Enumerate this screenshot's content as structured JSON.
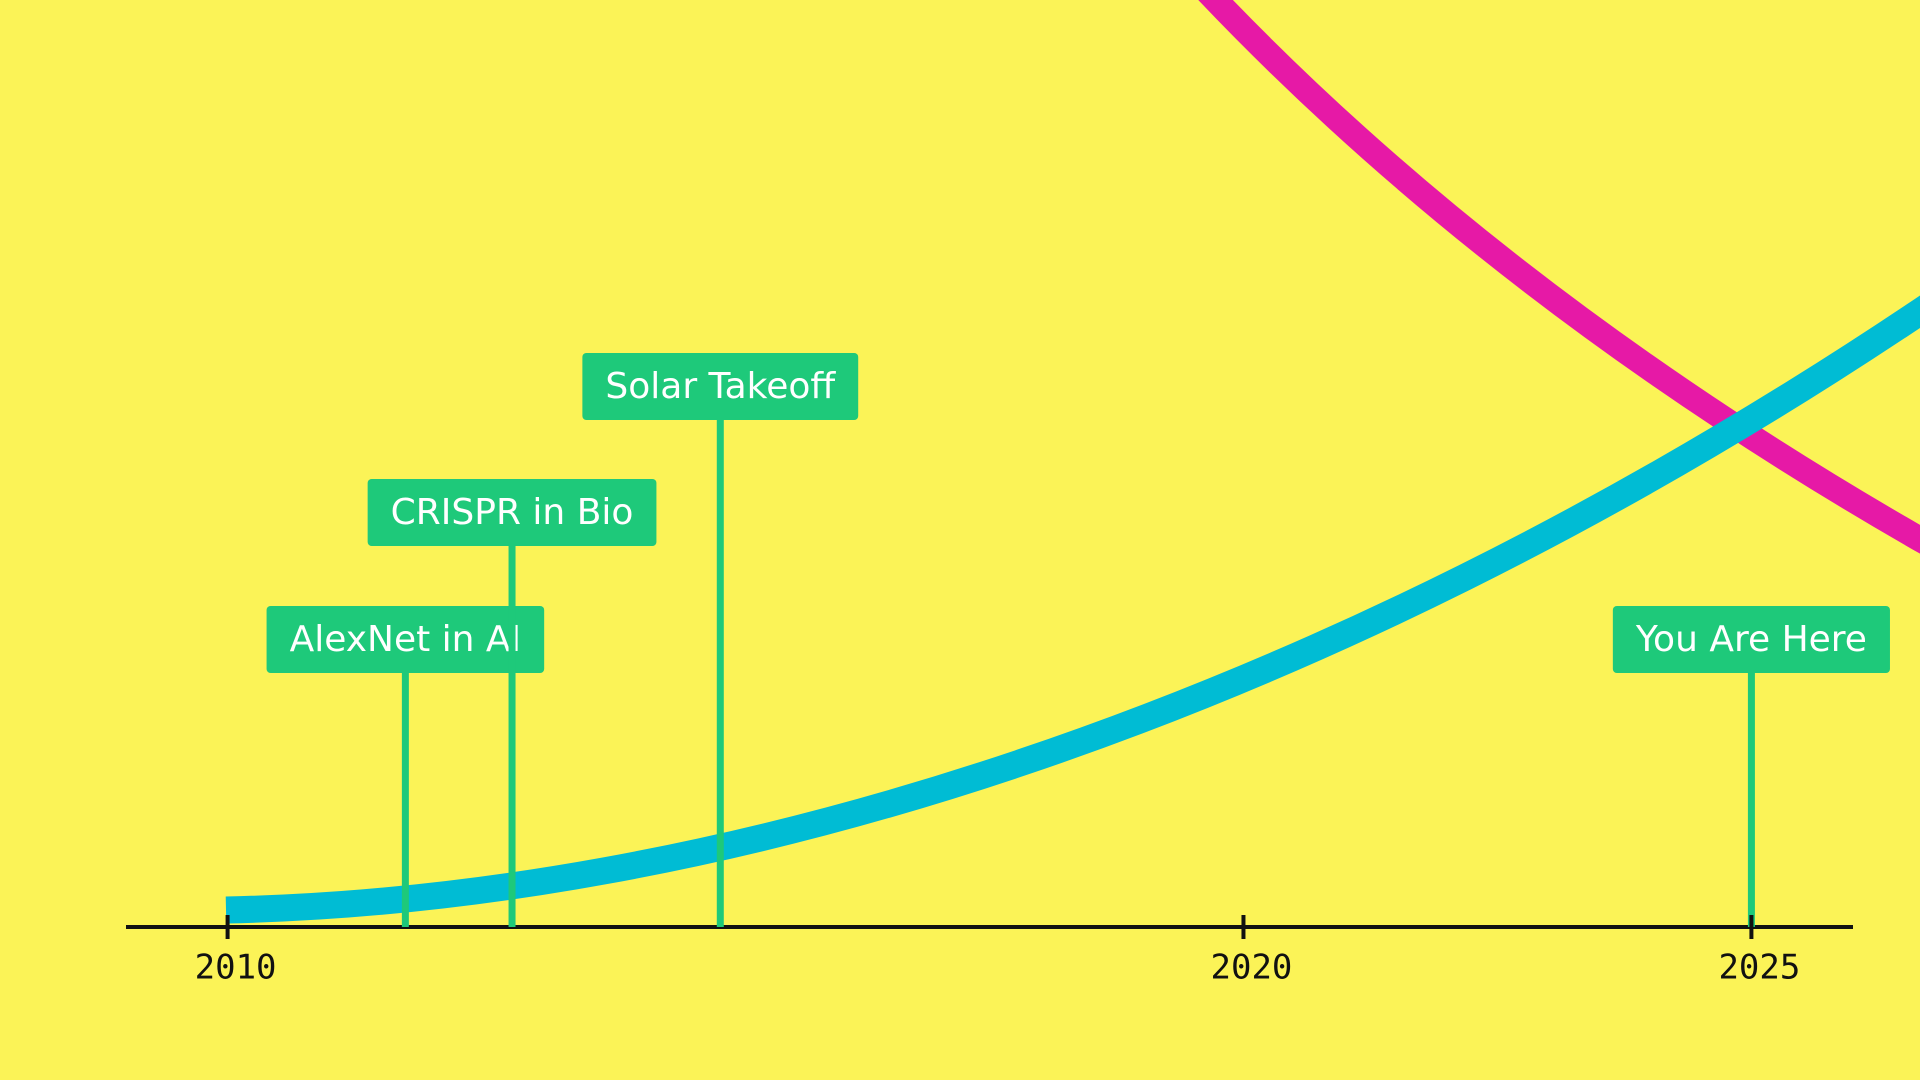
{
  "chart_data": {
    "type": "timeline",
    "events": [
      {
        "label": "AlexNet in AI",
        "x": 2011.75
      },
      {
        "label": "CRISPR in Bio",
        "x": 2012.8
      },
      {
        "label": "Solar Takeoff",
        "x": 2014.85
      },
      {
        "label": "You Are Here",
        "x": 2025
      }
    ],
    "xlim": [
      2009,
      2026
    ],
    "xticks": [
      2010,
      2020,
      2025
    ],
    "background": "#fbf357",
    "event_color": "#1ec97a",
    "axis_color": "#111111"
  }
}
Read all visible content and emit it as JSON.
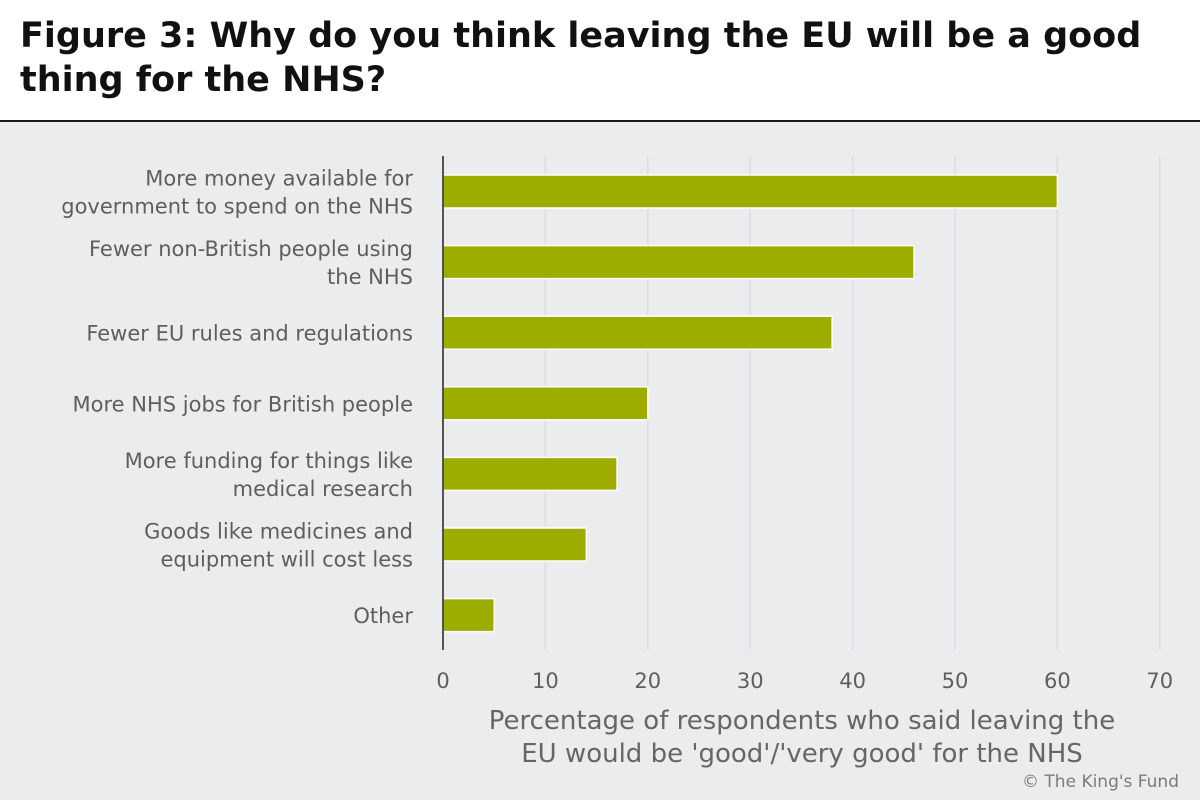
{
  "title": "Figure 3: Why do you think leaving the EU will be a good thing for the NHS?",
  "credit": "© The King's Fund",
  "colors": {
    "bar": "#9dad00",
    "bar_stroke": "#ffffff",
    "grid": "#dcdde0",
    "axis": "#222222",
    "background": "#ebecee"
  },
  "chart_data": {
    "type": "bar",
    "orientation": "horizontal",
    "categories": [
      [
        "More money available for",
        "government to spend on the NHS"
      ],
      [
        "Fewer non-British people using",
        "the NHS"
      ],
      [
        "Fewer EU rules and regulations"
      ],
      [
        "More NHS jobs for British people"
      ],
      [
        "More funding for things like",
        "medical research"
      ],
      [
        "Goods like medicines and",
        "equipment will cost less"
      ],
      [
        "Other"
      ]
    ],
    "values": [
      60,
      46,
      38,
      20,
      17,
      14,
      5
    ],
    "xlim": [
      0,
      70
    ],
    "xticks": [
      "0",
      "10",
      "20",
      "30",
      "40",
      "50",
      "60",
      "70"
    ],
    "xlabel": [
      "Percentage of respondents who said leaving the",
      "EU would be 'good'/'very good' for the NHS"
    ],
    "ylabel": "",
    "grid": "vertical",
    "legend": "none"
  }
}
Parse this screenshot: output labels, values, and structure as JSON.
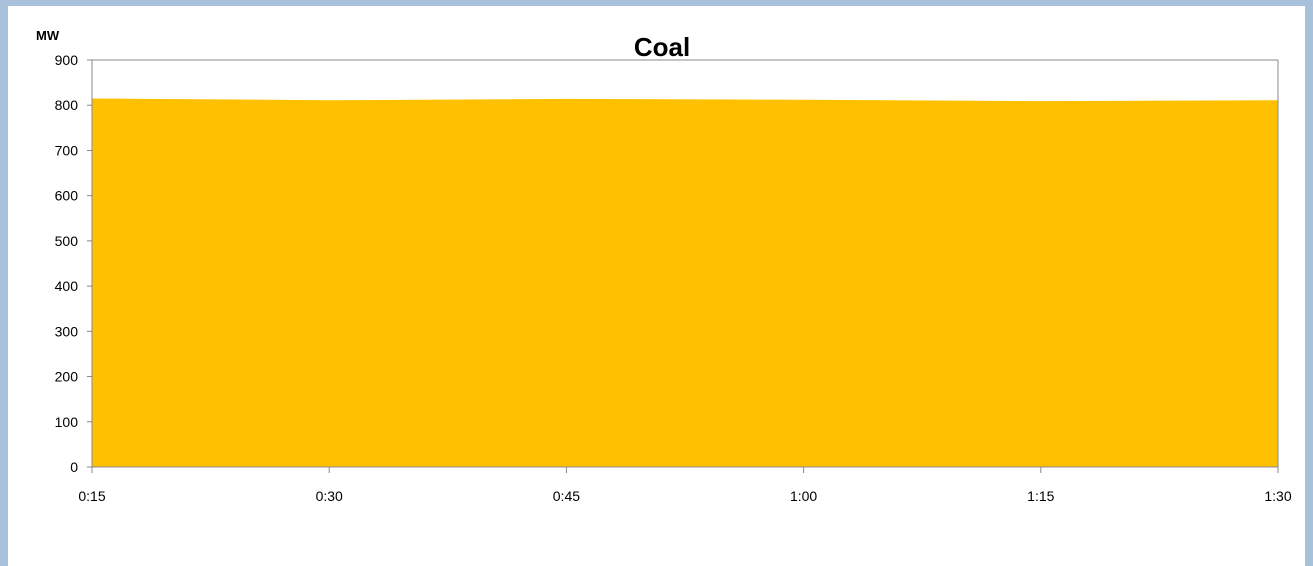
{
  "chart_data": {
    "type": "area",
    "title": "Coal",
    "ylabel": "MW",
    "xlabel": "",
    "categories": [
      "0:15",
      "0:30",
      "0:45",
      "1:00",
      "1:15",
      "1:30"
    ],
    "ylim": [
      0,
      900
    ],
    "yticks": [
      0,
      100,
      200,
      300,
      400,
      500,
      600,
      700,
      800,
      900
    ],
    "series": [
      {
        "x": [
          "0:15",
          "0:30",
          "0:45",
          "1:00",
          "1:15",
          "1:30"
        ],
        "values": [
          815,
          811,
          814,
          812,
          809,
          811
        ],
        "color": "#FFC000"
      }
    ],
    "grid": false,
    "legend": "none"
  }
}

• • • • •

→ TO DO
Without including the pictures, return each record above exactly as it stands.

→ ANSWER IN FULL
Enumerate this screenshot's content as structured JSON.
{
  "chart_data": {
    "type": "timeline",
    "events": [
      {
        "label": "AlexNet in AI",
        "x": 2011.75
      },
      {
        "label": "CRISPR in Bio",
        "x": 2012.8
      },
      {
        "label": "Solar Takeoff",
        "x": 2014.85
      },
      {
        "label": "You Are Here",
        "x": 2025
      }
    ],
    "xlim": [
      2009,
      2026
    ],
    "xticks": [
      2010,
      2020,
      2025
    ],
    "background": "#fbf357",
    "event_color": "#1ec97a",
    "axis_color": "#111111"
  }
}
Read all visible content and emit it as JSON.
{
  "title": "Figure 3: Why do you think leaving the EU will be a good thing for the NHS?",
  "credit": "© The King's Fund",
  "colors": {
    "bar": "#9dad00",
    "bar_stroke": "#ffffff",
    "grid": "#dcdde0",
    "axis": "#222222",
    "background": "#ebecee"
  },
  "chart_data": {
    "type": "bar",
    "orientation": "horizontal",
    "categories": [
      [
        "More money available for",
        "government to spend on the NHS"
      ],
      [
        "Fewer non-British people using",
        "the NHS"
      ],
      [
        "Fewer EU rules and regulations"
      ],
      [
        "More NHS jobs for British people"
      ],
      [
        "More funding for things like",
        "medical research"
      ],
      [
        "Goods like medicines and",
        "equipment will cost less"
      ],
      [
        "Other"
      ]
    ],
    "values": [
      60,
      46,
      38,
      20,
      17,
      14,
      5
    ],
    "xlim": [
      0,
      70
    ],
    "xticks": [
      "0",
      "10",
      "20",
      "30",
      "40",
      "50",
      "60",
      "70"
    ],
    "xlabel": [
      "Percentage of respondents who said leaving the",
      "EU would be 'good'/'very good' for the NHS"
    ],
    "ylabel": "",
    "grid": "vertical",
    "legend": "none"
  }
}
Parse this screenshot: output labels, values, and structure as JSON.
{
  "chart_data": {
    "type": "area",
    "title": "Coal",
    "ylabel": "MW",
    "xlabel": "",
    "categories": [
      "0:15",
      "0:30",
      "0:45",
      "1:00",
      "1:15",
      "1:30"
    ],
    "ylim": [
      0,
      900
    ],
    "yticks": [
      0,
      100,
      200,
      300,
      400,
      500,
      600,
      700,
      800,
      900
    ],
    "series": [
      {
        "x": [
          "0:15",
          "0:30",
          "0:45",
          "1:00",
          "1:15",
          "1:30"
        ],
        "values": [
          815,
          811,
          814,
          812,
          809,
          811
        ],
        "color": "#FFC000"
      }
    ],
    "grid": false,
    "legend": "none"
  }
}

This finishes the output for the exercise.